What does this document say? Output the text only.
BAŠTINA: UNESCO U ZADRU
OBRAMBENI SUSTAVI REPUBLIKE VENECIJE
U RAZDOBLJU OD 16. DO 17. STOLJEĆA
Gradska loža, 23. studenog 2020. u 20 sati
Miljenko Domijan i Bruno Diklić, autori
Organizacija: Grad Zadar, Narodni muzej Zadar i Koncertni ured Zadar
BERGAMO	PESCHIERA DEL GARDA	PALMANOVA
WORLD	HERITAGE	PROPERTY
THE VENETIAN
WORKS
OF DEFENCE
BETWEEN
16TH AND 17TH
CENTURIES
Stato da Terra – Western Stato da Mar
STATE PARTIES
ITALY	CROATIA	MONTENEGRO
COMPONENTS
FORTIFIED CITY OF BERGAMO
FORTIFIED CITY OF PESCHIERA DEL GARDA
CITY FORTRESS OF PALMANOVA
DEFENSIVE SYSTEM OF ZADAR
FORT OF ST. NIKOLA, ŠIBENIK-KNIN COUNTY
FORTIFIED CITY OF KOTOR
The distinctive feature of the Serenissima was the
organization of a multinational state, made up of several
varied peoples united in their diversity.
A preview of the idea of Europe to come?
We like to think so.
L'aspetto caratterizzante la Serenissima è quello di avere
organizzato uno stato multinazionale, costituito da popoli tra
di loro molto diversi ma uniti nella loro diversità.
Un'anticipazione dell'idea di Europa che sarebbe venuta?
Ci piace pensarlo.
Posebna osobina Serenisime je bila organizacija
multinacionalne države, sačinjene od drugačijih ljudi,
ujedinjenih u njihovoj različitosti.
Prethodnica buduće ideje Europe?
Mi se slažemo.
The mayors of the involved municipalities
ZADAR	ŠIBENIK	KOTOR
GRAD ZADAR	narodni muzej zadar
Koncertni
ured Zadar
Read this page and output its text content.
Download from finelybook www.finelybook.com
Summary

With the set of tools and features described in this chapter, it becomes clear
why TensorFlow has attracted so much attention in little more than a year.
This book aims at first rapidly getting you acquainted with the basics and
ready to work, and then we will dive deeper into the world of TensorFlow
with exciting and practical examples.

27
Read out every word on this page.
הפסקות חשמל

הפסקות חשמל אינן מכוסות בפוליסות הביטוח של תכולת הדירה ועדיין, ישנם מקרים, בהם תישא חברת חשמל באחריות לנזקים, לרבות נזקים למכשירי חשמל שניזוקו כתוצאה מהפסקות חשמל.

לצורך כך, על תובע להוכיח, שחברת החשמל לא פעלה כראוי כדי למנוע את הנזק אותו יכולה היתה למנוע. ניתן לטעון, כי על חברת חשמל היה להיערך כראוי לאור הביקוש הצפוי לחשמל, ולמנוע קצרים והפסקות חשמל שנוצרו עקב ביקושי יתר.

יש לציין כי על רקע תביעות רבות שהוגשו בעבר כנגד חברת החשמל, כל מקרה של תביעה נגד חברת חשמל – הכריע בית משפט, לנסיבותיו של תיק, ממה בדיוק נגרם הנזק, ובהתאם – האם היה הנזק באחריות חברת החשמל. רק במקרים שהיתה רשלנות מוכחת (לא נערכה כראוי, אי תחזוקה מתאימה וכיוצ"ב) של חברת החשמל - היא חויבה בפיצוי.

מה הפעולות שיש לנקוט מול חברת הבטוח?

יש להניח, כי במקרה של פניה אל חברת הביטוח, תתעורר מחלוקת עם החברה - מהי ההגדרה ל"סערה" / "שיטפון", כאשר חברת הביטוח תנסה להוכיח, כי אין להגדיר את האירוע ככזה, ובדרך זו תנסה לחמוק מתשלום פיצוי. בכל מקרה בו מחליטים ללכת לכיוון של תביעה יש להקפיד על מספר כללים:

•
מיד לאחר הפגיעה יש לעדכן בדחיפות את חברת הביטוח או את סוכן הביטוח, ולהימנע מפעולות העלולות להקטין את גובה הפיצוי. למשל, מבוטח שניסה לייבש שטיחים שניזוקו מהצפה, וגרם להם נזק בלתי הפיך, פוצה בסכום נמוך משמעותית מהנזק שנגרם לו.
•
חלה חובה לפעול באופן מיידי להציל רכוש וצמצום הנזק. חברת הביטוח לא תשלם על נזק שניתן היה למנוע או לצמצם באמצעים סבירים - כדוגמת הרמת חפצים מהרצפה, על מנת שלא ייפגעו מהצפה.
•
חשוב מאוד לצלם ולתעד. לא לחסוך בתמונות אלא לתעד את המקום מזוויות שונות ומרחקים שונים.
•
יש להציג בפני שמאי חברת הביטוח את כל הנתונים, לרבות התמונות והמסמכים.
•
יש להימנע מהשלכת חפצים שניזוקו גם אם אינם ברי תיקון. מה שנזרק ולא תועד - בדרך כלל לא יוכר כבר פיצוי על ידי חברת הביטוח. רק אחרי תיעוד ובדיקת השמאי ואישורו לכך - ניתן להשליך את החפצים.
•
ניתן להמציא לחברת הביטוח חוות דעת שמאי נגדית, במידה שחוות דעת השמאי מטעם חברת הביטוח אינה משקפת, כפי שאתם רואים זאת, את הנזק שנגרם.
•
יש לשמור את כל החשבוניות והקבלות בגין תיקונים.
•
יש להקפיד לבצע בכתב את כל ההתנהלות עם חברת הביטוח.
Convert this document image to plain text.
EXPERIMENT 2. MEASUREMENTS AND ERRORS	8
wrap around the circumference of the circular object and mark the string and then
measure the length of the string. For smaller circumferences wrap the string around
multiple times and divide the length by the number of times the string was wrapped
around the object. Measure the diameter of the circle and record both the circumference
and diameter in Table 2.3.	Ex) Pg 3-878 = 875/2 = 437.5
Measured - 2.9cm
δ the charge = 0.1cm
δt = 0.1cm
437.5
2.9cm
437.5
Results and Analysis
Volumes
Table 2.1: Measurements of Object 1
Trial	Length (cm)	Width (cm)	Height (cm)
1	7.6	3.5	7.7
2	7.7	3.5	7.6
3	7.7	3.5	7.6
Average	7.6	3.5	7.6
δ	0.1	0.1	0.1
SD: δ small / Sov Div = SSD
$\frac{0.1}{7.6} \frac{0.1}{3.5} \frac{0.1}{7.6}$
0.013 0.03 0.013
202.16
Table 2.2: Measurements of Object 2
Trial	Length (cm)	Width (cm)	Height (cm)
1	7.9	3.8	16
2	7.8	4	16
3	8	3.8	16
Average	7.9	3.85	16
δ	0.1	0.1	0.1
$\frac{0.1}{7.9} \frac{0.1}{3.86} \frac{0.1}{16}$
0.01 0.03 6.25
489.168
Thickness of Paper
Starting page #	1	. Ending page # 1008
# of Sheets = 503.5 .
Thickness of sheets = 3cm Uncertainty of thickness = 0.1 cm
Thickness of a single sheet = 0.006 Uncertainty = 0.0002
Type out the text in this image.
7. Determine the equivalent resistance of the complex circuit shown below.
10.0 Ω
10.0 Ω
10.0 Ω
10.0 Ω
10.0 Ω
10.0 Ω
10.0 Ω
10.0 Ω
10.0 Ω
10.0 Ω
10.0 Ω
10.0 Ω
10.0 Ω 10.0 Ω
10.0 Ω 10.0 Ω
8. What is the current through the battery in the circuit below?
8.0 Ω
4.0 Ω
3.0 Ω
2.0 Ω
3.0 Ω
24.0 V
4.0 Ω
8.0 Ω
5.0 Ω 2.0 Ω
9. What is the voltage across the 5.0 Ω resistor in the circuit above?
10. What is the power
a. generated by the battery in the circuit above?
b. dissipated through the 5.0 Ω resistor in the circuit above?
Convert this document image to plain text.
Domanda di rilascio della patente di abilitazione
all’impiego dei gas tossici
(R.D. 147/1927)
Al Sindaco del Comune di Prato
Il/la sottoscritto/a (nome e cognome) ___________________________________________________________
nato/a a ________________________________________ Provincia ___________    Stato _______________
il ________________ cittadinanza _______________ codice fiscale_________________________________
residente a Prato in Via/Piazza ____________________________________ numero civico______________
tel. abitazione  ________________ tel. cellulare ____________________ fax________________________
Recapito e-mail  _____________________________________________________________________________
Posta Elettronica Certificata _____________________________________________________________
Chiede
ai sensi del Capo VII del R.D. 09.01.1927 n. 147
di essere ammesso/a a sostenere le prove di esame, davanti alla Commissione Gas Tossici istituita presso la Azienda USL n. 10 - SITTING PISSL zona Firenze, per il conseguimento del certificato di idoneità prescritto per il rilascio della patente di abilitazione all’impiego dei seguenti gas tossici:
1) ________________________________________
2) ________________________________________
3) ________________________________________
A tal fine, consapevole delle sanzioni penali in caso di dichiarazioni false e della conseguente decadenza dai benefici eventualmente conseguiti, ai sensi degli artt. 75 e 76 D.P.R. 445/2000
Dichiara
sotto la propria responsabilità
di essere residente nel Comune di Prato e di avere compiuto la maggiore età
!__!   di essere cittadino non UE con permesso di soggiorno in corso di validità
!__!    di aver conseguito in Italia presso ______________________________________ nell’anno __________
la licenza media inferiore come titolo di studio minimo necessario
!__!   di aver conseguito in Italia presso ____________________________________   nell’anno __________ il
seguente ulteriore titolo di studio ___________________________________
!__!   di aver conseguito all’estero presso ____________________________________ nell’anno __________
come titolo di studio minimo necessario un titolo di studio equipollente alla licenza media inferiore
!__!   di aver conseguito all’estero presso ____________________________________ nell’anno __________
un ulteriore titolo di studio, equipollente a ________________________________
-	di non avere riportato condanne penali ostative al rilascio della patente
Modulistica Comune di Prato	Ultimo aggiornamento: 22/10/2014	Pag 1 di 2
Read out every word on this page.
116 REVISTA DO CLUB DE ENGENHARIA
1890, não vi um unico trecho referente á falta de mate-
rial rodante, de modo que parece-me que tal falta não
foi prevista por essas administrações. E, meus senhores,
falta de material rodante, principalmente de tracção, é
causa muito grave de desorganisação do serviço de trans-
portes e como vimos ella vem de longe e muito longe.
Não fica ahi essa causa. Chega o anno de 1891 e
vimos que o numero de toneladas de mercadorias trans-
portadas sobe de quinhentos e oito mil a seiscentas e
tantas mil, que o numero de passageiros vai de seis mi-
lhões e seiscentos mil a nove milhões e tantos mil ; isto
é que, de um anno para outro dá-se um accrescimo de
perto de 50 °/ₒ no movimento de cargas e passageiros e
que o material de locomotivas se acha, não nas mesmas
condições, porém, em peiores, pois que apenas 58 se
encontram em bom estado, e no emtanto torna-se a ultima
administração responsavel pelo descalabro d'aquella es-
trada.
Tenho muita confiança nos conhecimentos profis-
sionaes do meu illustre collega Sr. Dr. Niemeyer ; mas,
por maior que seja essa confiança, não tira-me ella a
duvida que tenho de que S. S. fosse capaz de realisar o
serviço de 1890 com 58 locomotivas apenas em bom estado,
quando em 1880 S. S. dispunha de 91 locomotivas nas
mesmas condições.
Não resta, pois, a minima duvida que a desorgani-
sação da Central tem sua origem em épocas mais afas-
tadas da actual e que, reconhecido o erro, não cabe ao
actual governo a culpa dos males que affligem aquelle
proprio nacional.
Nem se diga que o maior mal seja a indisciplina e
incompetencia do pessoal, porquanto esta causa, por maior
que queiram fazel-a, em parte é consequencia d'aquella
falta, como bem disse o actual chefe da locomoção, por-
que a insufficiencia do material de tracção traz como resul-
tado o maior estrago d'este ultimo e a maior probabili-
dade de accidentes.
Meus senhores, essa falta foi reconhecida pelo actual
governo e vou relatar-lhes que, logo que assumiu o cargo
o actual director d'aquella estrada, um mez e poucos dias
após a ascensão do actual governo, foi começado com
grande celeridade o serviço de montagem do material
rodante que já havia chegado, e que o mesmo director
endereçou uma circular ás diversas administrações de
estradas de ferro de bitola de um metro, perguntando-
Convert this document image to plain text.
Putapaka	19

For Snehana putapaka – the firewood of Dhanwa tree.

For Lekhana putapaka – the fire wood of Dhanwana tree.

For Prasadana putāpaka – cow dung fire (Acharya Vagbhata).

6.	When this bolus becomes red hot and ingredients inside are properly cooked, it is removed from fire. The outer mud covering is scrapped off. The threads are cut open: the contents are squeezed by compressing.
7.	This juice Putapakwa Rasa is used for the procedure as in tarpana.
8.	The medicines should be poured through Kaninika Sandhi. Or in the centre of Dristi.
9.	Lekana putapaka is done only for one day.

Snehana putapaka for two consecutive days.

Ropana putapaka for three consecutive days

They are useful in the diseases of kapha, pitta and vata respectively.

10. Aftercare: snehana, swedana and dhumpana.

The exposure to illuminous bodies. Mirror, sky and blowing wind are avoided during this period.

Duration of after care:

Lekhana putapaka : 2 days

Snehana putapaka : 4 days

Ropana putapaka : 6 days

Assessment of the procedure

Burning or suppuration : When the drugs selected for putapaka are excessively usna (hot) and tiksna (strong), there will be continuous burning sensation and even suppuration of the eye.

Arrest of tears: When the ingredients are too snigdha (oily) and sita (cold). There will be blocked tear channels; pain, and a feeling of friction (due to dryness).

*PROBLEM REQUIREMENTS:*
Find each line holding the string "presso" and copy it out.

*EXERCISE RESPONSE:*
di essere ammesso/a a sostenere le prove di esame, davanti alla Commissione Gas Tossici istituita presso la Azienda USL n. 10 - SITTING PISSL zona Firenze, per il conseguimento del certificato di idoneità prescritto per il rilascio della patente di abilitazione all’impiego dei seguenti gas tossici:
!__!    di aver conseguito in Italia presso ______________________________________ nell’anno __________
!__!   di aver conseguito in Italia presso ____________________________________   nell’anno __________ il
!__!   di aver conseguito all’estero presso ____________________________________ nell’anno __________
!__!   di aver conseguito all’estero presso ____________________________________ nell’anno __________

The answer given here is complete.